(Data records)

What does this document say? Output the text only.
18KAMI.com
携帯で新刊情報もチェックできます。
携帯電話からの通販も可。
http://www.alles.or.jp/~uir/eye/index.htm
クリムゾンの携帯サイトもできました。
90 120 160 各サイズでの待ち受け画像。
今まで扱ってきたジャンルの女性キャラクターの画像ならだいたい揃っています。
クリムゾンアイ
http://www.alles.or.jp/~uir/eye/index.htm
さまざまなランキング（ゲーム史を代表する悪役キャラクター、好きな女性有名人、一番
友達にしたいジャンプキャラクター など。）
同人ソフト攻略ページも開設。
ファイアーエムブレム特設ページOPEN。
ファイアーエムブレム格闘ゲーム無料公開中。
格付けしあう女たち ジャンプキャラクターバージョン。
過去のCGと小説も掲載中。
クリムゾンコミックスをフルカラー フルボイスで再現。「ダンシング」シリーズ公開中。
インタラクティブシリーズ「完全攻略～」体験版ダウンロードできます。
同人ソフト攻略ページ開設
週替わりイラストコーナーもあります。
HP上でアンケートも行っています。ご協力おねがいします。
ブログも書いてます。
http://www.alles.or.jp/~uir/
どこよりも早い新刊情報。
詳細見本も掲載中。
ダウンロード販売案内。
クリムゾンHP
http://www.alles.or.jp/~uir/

■ The task ■
Copy every line of the records word for word.

■ Answer in full ■
What does this document say? Output the text only.
18KAMI.com
携帯で新刊情報もチェックできます。
携帯電話からの通販も可。
http://www.alles.or.jp/~uir/eye/index.htm
クリムゾンの携帯サイトもできました。
90 120 160 各サイズでの待ち受け画像。
今まで扱ってきたジャンルの女性キャラクターの画像ならだいたい揃っています。
クリムゾンアイ
http://www.alles.or.jp/~uir/eye/index.htm
さまざまなランキング（ゲーム史を代表する悪役キャラクター、好きな女性有名人、一番
友達にしたいジャンプキャラクター など。）
同人ソフト攻略ページも開設。
ファイアーエムブレム特設ページOPEN。
ファイアーエムブレム格闘ゲーム無料公開中。
格付けしあう女たち ジャンプキャラクターバージョン。
過去のCGと小説も掲載中。
クリムゾンコミックスをフルカラー フルボイスで再現。「ダンシング」シリーズ公開中。
インタラクティブシリーズ「完全攻略～」体験版ダウンロードできます。
同人ソフト攻略ページ開設
週替わりイラストコーナーもあります。
HP上でアンケートも行っています。ご協力おねがいします。
ブログも書いてます。
http://www.alles.or.jp/~uir/
どこよりも早い新刊情報。
詳細見本も掲載中。
ダウンロード販売案内。
クリムゾンHP
http://www.alles.or.jp/~uir/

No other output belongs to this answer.